水伝の使用目的の一つは友人作りにあるということ

もうだいぶ長いこと、いつか書こう書こうと下書きしたりしてるんだけど、そのたびに煮詰まりすぎて結局書けない、な話のなかから。
推敲控えめでバーッと、一部分だけ書いてみる。

結論部分を優先した発言

水伝ブログで頻発するパターンはこんなの。


水に「ありがとう」の文字を見せると結晶は綺麗になる。「ばかやろう」を見せると結晶は汚なくなる。
人間の体の70%は水です。
感謝の言葉は大切ですね!

んでは、この水伝ブログ主が、ブログ読者に期待する反応は、以下の二つのパターンのうち、どっちか。

  1. そうですね! 感謝の言葉は大切ですね!
  2. そうなんですか! 水は言葉に影響されるんですか! すごい発見ですね!

◆ 作業指示:
#1 水伝についての文章の「結論部分を優先した発言」から「そうなんですか! 水は言葉に影響されるんですか! すごい発見ですね!」まで(両端を含む)を、「結晶」を「氷の結晶」に差し替えて書き直してください。
#2 水伝と友人作りについての文章の続きを、最後の文の後から書き進めてください。

◆ 行の一覧:
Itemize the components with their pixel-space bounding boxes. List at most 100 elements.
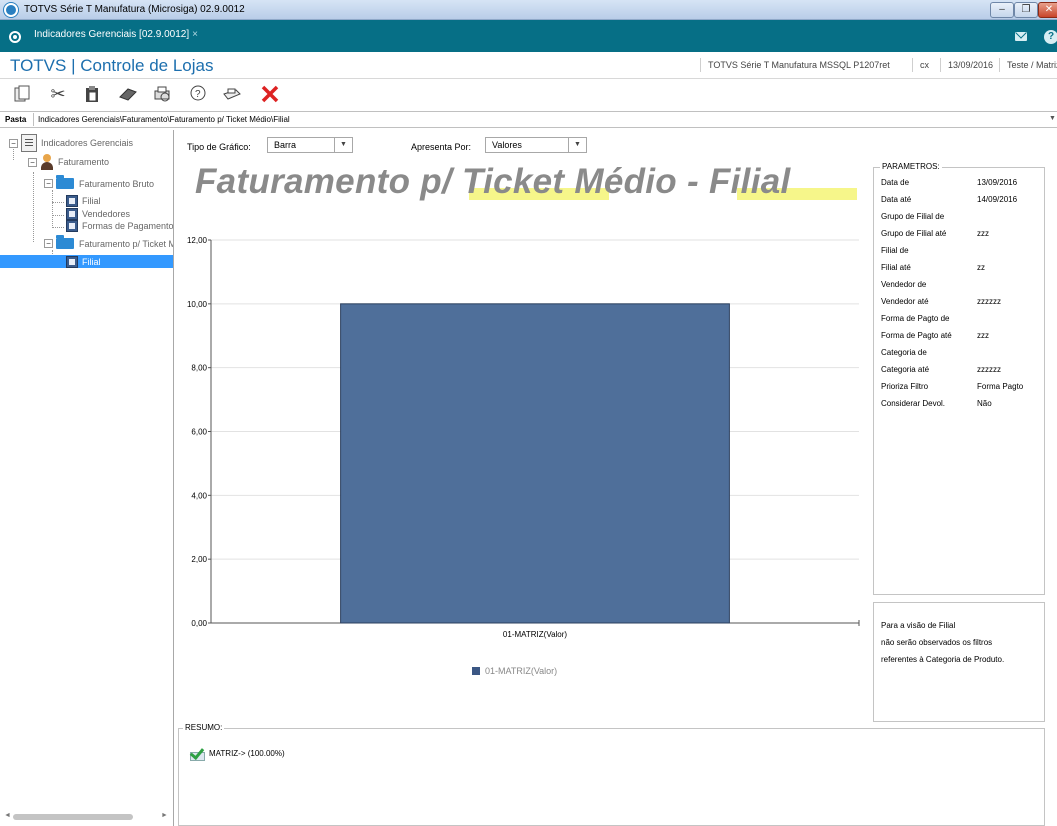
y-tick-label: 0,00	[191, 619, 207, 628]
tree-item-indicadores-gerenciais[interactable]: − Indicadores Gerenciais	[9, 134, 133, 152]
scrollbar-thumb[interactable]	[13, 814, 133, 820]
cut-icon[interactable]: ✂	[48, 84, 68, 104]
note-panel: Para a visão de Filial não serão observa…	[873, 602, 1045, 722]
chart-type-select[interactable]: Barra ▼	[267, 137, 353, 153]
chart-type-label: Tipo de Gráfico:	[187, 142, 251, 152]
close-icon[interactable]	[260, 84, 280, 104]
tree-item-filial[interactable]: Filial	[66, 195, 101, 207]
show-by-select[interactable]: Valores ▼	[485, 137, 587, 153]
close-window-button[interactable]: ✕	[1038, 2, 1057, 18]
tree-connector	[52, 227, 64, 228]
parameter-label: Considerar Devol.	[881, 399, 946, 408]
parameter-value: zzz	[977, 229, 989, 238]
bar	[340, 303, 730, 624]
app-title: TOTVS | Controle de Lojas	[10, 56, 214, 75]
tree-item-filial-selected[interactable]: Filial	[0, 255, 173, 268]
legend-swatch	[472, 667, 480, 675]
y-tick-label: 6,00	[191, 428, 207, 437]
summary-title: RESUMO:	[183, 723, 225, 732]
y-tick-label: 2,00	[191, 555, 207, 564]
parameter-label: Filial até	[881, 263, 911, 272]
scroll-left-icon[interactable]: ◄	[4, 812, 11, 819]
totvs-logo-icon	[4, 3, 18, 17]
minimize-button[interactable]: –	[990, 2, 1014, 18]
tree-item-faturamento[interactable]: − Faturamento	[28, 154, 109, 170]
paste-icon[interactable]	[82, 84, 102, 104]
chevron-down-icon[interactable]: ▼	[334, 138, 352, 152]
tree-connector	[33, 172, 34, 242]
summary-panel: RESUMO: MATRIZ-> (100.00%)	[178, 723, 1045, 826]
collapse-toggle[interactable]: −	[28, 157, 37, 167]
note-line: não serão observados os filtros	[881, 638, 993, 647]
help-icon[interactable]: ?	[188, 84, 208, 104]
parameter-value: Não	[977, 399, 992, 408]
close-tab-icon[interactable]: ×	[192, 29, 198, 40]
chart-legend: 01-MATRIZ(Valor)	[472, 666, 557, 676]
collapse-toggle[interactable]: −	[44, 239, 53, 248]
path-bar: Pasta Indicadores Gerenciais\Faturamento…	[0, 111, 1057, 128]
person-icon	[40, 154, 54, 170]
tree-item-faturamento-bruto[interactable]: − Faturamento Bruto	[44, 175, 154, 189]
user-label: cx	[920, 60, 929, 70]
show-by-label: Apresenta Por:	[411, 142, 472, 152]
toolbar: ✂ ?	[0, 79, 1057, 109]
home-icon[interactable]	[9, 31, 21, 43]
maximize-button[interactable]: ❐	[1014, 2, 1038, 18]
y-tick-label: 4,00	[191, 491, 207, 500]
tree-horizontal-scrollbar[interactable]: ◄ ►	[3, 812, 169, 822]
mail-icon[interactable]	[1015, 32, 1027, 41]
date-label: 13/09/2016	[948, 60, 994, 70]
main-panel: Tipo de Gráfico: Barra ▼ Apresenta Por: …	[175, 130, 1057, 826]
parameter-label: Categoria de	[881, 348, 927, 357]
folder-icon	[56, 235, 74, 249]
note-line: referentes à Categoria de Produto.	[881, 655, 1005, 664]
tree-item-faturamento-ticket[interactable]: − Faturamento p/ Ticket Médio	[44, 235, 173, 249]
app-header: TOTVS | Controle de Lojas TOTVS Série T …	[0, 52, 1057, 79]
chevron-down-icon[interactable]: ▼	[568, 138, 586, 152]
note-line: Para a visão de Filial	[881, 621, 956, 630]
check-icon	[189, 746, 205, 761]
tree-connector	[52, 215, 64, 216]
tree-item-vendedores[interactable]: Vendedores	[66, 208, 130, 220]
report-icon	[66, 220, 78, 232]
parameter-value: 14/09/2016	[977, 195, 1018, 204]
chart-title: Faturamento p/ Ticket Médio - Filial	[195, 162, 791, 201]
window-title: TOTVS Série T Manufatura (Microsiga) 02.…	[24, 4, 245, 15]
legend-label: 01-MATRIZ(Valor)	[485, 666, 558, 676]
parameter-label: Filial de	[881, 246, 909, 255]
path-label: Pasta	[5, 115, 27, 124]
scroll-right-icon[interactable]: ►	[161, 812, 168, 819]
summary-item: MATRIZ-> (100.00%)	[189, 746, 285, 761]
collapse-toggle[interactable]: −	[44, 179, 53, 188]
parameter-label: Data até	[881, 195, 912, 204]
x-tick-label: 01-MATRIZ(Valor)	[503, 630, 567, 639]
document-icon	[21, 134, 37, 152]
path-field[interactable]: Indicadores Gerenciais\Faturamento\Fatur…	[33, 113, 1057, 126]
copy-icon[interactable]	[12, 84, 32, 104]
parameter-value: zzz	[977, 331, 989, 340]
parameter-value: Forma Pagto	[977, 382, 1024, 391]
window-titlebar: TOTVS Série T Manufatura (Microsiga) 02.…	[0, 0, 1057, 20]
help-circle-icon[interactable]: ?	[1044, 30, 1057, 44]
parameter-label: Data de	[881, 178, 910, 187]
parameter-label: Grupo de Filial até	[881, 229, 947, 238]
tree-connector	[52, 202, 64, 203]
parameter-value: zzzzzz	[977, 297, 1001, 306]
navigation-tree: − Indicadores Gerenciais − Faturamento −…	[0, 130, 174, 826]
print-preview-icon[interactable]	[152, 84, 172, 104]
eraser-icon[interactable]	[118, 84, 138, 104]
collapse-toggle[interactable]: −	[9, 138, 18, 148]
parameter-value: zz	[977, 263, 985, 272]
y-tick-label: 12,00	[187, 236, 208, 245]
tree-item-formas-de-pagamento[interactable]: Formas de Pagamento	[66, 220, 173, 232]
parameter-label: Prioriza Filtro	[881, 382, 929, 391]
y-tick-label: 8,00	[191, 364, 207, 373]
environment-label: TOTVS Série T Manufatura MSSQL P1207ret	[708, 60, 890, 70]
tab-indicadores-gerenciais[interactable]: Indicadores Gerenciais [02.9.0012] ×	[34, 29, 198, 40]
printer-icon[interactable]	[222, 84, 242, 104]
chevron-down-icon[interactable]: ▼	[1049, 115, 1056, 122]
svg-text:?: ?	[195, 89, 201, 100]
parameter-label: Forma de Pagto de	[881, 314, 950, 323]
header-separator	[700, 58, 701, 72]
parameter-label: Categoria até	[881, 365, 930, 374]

---

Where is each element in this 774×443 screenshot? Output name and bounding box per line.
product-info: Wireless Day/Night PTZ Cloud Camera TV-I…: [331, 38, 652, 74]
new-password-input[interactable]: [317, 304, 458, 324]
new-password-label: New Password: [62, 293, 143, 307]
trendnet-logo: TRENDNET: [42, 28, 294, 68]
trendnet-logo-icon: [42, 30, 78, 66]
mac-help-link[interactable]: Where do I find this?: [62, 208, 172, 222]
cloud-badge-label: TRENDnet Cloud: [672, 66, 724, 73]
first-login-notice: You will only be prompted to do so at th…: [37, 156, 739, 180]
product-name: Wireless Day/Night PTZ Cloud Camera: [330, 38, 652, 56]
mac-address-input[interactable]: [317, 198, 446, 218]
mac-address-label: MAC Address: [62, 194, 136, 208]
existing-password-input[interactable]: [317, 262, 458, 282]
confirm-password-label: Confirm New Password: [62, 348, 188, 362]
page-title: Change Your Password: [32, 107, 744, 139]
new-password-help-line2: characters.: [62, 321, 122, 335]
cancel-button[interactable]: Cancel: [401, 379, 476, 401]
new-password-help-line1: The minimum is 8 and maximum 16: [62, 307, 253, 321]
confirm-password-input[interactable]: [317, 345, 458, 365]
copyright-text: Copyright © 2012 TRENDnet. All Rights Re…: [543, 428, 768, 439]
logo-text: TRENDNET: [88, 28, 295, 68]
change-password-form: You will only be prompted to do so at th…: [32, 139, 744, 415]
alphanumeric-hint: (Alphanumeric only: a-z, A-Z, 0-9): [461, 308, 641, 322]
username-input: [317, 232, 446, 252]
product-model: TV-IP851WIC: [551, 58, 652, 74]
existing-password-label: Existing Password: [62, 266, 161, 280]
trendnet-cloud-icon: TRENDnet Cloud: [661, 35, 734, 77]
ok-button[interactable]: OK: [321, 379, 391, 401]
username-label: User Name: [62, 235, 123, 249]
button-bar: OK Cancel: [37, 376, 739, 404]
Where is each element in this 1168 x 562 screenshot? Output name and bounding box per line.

◆ 各作業の結果:
#1
結論部分を優先した発言

水伝ブログで頻発するパターンはこんなの。


水に「ありがとう」の文字を見せると氷の結晶は綺麗になる。「ばかやろう」を見せると氷の結晶は汚なくなる。
人間の体の70%は水です。
感謝の言葉は大切ですね!

んでは、この水伝ブログ主が、ブログ読者に期待する反応は、以下の二つのパターンのうち、どっちか。

  1. そうですね! 感謝の言葉は大切ですね!
  2. そうなんですか! 水は言葉に影響されるんですか! すごい発見ですね!

#2
パターン(1.)は人間関係に注目している。パターン(2.)は物理現象というか科学的事実というかの問題に注目してる。
もちろんブログ主は、読者にパターン(1.)の反応を求めてる。


まず、この水伝ブログの文章を分けて考えてみると、です。


(a.)水に「ありがとう」の文字を見せると結晶は綺麗になる。「ばかやろう」を見せると結晶は汚なくなる。
(b.)人間の体の70%は水です。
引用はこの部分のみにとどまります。